TASK PROMPT
Filter the entries below, keeping every line that has the word "icon".

DATA FOR THIS TASK
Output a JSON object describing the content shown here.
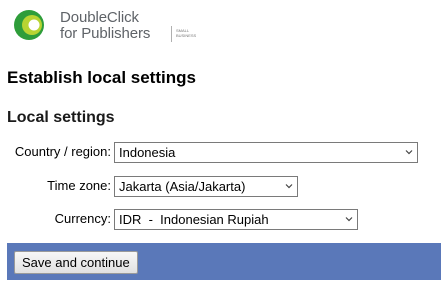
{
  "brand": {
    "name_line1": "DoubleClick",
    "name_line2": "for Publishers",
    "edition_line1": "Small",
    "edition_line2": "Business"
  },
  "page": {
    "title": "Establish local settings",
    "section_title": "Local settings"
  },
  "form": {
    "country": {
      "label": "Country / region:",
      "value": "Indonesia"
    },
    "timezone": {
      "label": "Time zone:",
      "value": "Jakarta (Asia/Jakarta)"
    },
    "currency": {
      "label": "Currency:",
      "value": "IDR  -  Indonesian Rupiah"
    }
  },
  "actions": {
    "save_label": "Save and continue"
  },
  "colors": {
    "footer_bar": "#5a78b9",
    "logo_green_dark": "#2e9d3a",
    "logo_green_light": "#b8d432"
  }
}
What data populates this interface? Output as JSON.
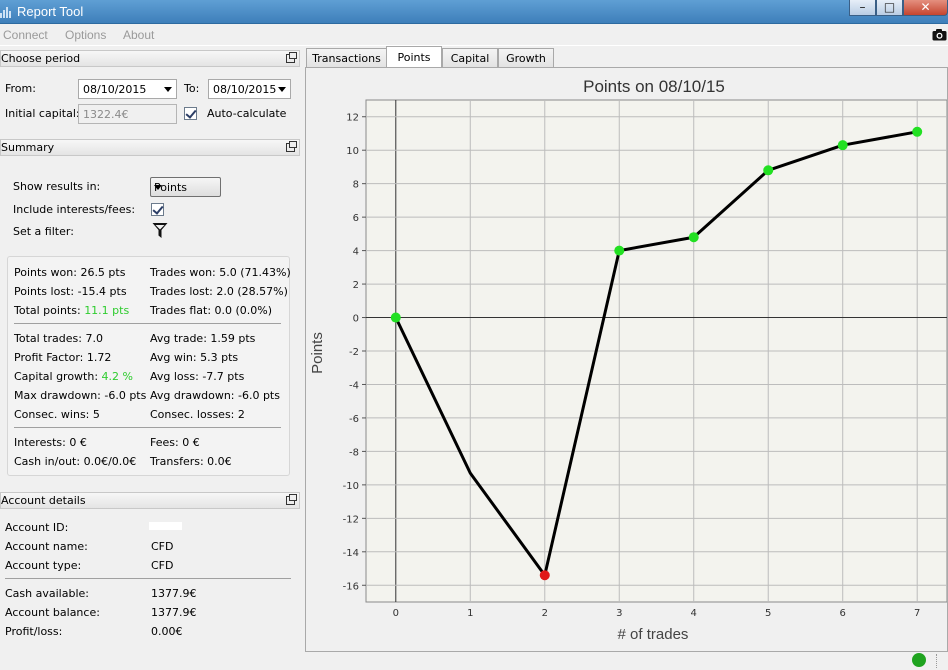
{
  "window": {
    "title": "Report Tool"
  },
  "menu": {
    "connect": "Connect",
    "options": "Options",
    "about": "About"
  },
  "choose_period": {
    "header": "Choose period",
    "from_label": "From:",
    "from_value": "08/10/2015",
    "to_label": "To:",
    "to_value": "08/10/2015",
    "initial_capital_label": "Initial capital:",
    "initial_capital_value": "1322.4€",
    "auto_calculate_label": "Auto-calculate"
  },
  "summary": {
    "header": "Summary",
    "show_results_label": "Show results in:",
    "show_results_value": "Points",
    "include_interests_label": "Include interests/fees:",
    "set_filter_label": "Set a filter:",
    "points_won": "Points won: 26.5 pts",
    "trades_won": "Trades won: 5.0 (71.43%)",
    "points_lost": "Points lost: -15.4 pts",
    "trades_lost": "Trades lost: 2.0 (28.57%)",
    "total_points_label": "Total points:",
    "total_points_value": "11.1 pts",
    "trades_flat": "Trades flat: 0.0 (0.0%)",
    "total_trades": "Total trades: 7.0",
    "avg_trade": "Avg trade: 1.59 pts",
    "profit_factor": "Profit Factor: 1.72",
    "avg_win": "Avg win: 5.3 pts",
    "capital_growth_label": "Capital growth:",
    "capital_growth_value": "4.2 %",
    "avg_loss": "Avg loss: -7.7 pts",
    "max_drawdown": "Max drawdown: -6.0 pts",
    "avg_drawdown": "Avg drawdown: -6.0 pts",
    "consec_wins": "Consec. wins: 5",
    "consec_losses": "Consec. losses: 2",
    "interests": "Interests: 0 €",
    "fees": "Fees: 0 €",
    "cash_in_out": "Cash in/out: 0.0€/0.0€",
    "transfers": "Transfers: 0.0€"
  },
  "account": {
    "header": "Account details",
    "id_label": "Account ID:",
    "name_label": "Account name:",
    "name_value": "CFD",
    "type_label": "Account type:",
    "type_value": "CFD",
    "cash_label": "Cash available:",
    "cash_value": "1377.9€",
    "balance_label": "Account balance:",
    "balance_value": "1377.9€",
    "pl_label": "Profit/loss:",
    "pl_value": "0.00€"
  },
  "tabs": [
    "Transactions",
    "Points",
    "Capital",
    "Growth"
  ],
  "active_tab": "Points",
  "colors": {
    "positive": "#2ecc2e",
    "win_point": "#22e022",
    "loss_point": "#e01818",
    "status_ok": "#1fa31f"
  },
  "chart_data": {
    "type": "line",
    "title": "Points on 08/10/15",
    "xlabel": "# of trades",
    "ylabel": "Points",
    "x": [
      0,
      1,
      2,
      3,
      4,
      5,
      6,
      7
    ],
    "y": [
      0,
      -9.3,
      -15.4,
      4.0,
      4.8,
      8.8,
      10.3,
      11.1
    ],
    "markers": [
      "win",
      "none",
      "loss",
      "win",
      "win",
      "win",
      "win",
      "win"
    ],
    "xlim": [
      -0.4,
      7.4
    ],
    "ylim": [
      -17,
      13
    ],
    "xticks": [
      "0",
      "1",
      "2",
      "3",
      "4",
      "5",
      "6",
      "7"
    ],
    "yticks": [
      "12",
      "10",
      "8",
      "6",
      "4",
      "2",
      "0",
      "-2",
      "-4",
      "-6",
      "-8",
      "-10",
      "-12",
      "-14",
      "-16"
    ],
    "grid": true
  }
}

* * *

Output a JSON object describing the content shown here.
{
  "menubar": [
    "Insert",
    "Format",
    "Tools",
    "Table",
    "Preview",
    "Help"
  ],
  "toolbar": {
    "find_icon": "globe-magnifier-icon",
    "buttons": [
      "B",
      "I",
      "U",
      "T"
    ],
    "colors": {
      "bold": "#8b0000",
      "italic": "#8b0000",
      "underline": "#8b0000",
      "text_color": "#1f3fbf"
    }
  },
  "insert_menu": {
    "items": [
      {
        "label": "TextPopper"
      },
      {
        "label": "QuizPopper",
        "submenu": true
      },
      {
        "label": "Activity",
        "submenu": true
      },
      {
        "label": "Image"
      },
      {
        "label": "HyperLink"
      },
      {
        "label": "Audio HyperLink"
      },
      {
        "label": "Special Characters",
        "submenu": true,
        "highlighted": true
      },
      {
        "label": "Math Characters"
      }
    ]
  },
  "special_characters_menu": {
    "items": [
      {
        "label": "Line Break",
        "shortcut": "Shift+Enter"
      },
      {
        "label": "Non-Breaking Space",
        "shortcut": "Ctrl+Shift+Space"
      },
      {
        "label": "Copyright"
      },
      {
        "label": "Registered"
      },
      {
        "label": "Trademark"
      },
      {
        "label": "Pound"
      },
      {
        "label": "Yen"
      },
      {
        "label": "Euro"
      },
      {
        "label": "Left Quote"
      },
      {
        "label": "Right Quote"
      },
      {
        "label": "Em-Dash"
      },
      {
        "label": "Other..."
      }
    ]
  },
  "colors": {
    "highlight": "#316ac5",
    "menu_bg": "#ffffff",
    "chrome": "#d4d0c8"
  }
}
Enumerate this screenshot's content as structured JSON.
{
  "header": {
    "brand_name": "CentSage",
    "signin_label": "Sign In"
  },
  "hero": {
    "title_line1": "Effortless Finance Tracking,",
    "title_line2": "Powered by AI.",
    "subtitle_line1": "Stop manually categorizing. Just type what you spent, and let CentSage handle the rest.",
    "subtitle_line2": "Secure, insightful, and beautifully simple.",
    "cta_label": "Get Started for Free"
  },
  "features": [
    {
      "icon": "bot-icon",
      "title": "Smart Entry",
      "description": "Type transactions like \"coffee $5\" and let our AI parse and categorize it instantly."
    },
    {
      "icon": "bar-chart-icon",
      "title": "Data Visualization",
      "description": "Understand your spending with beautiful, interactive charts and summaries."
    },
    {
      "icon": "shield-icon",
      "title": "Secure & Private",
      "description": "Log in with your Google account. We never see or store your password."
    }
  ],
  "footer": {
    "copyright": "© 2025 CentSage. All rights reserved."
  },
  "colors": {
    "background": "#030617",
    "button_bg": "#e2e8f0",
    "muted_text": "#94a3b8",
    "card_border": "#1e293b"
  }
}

TASK RESPONSE
    "find_icon": "globe-magnifier-icon",
      "icon": "bot-icon",
      "icon": "bar-chart-icon",
      "icon": "shield-icon",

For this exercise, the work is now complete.